Problem to work on: Write out every entry, unchanged. Skip any picture.

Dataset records
═══

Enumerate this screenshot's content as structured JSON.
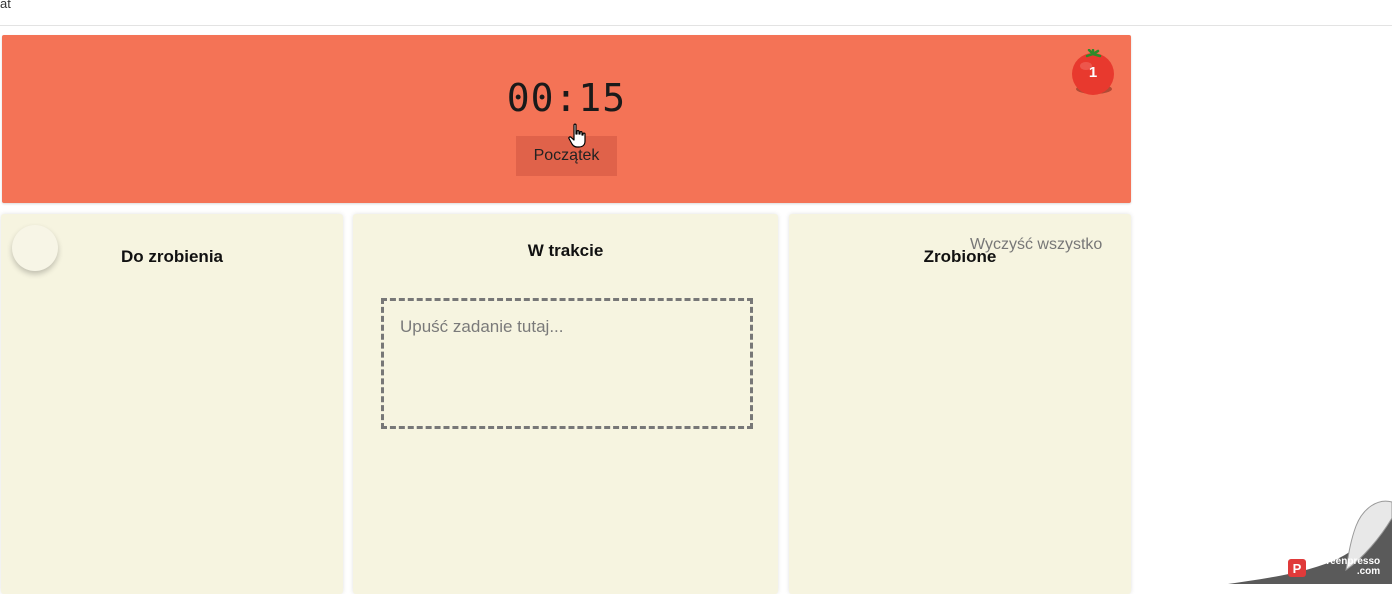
{
  "topbar": {
    "text": "at"
  },
  "timer": {
    "display": "00:15",
    "start_label": "Początek",
    "pomodoro_count": "1"
  },
  "columns": {
    "todo": {
      "title": "Do zrobienia"
    },
    "in_progress": {
      "title": "W trakcie",
      "drop_placeholder": "Upuść zadanie tutaj..."
    },
    "done": {
      "title": "Zrobione",
      "clear_all_label": "Wyczyść wszystko"
    }
  },
  "watermark": {
    "line1": "Screenpresso",
    "line2": ".com"
  },
  "colors": {
    "timer_background": "#f47356",
    "start_button": "#e0624a",
    "column_background": "#f6f4e0",
    "tomato_red": "#e8392e"
  },
  "icons": [
    "pointer-hand-icon",
    "tomato-icon",
    "add-task-icon",
    "screenpresso-logo-icon"
  ]
}
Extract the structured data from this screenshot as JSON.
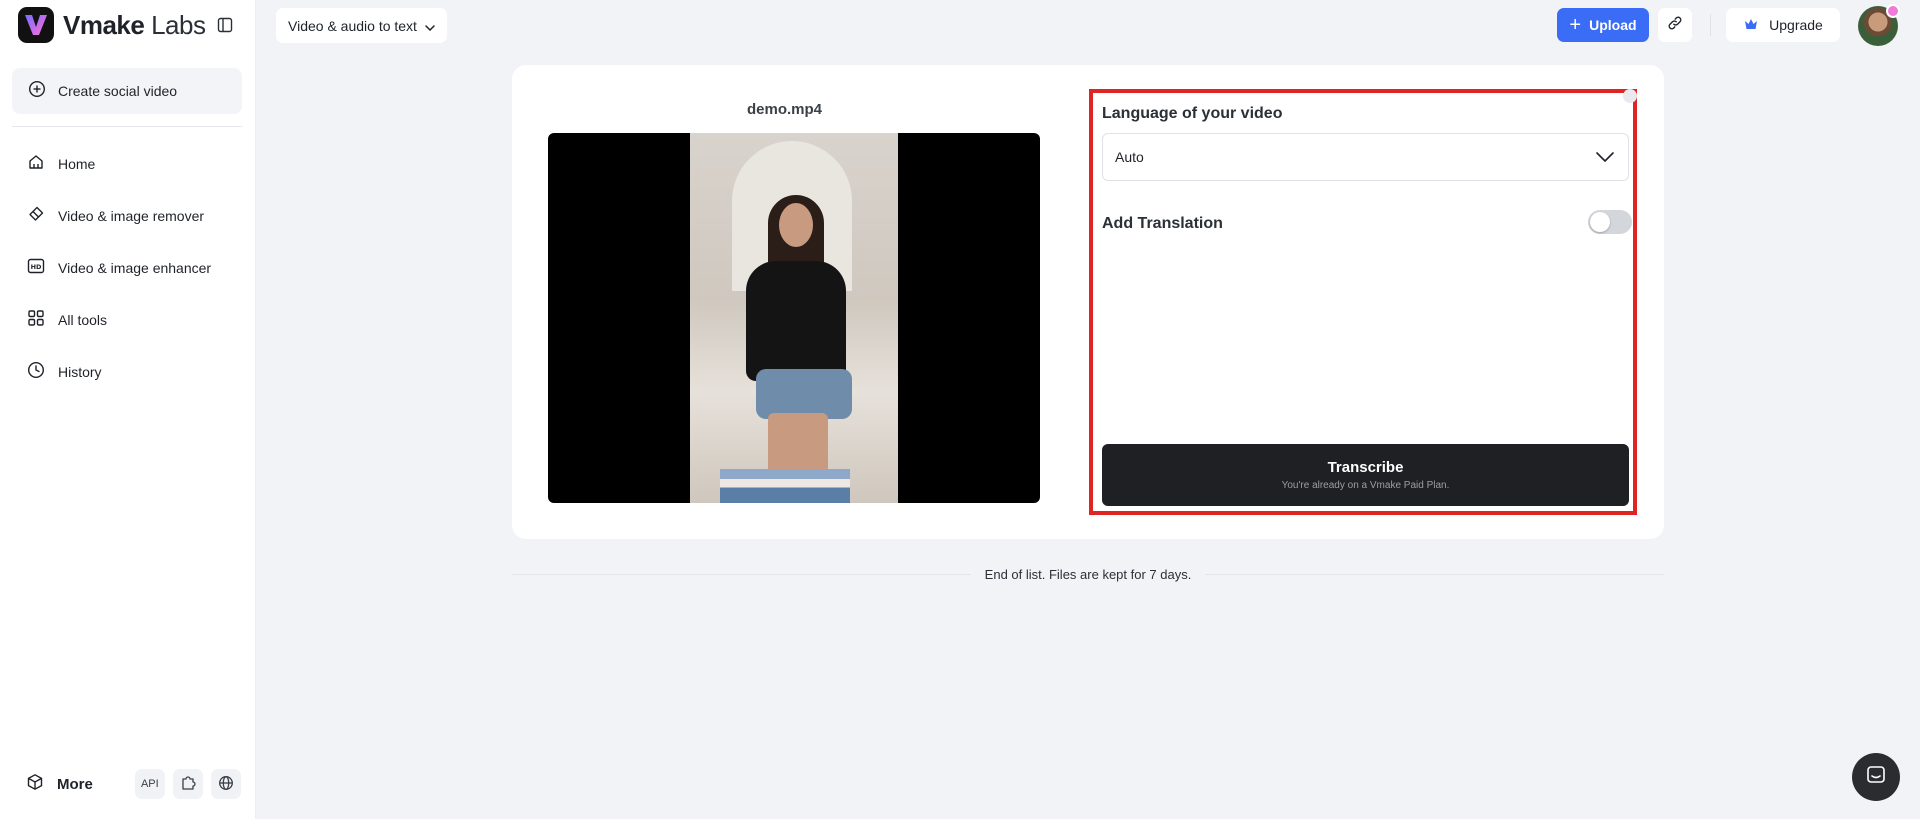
{
  "brand": {
    "name_bold": "Vmake",
    "name_light": " Labs"
  },
  "sidebar": {
    "create_label": "Create social video",
    "items": [
      {
        "label": "Home",
        "icon": "home-icon"
      },
      {
        "label": "Video & image remover",
        "icon": "eraser-icon"
      },
      {
        "label": "Video & image enhancer",
        "icon": "hd-icon"
      },
      {
        "label": "All tools",
        "icon": "grid-icon"
      },
      {
        "label": "History",
        "icon": "clock-icon"
      }
    ],
    "more_label": "More",
    "api_label": "API"
  },
  "topbar": {
    "tool_select": "Video & audio to text",
    "upload_label": "Upload",
    "upgrade_label": "Upgrade"
  },
  "main": {
    "file_name": "demo.mp4",
    "language_label": "Language of your video",
    "language_value": "Auto",
    "translation_label": "Add Translation",
    "translation_enabled": false,
    "transcribe_label": "Transcribe",
    "transcribe_sub": "You're already on a Vmake Paid Plan.",
    "end_text": "End of list. Files are kept for 7 days."
  },
  "colors": {
    "accent": "#3a6cf6",
    "highlight": "#e02424",
    "dark_button": "#1f2024"
  }
}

═══

Right answer:
Enumerate this screenshot's content as structured JSON.
{
  "topbar": {
    "text": "at"
  },
  "timer": {
    "display": "00:15",
    "start_label": "Początek",
    "pomodoro_count": "1"
  },
  "columns": {
    "todo": {
      "title": "Do zrobienia"
    },
    "in_progress": {
      "title": "W trakcie",
      "drop_placeholder": "Upuść zadanie tutaj..."
    },
    "done": {
      "title": "Zrobione",
      "clear_all_label": "Wyczyść wszystko"
    }
  },
  "watermark": {
    "line1": "Screenpresso",
    "line2": ".com"
  },
  "colors": {
    "timer_background": "#f47356",
    "start_button": "#e0624a",
    "column_background": "#f6f4e0",
    "tomato_red": "#e8392e"
  },
  "icons": [
    "pointer-hand-icon",
    "tomato-icon",
    "add-task-icon",
    "screenpresso-logo-icon"
  ]
}
Extract the structured data from this screenshot as JSON.
{
  "brand": {
    "name_bold": "Vmake",
    "name_light": " Labs"
  },
  "sidebar": {
    "create_label": "Create social video",
    "items": [
      {
        "label": "Home",
        "icon": "home-icon"
      },
      {
        "label": "Video & image remover",
        "icon": "eraser-icon"
      },
      {
        "label": "Video & image enhancer",
        "icon": "hd-icon"
      },
      {
        "label": "All tools",
        "icon": "grid-icon"
      },
      {
        "label": "History",
        "icon": "clock-icon"
      }
    ],
    "more_label": "More",
    "api_label": "API"
  },
  "topbar": {
    "tool_select": "Video & audio to text",
    "upload_label": "Upload",
    "upgrade_label": "Upgrade"
  },
  "main": {
    "file_name": "demo.mp4",
    "language_label": "Language of your video",
    "language_value": "Auto",
    "translation_label": "Add Translation",
    "translation_enabled": false,
    "transcribe_label": "Transcribe",
    "transcribe_sub": "You're already on a Vmake Paid Plan.",
    "end_text": "End of list. Files are kept for 7 days."
  },
  "colors": {
    "accent": "#3a6cf6",
    "highlight": "#e02424",
    "dark_button": "#1f2024"
  }
}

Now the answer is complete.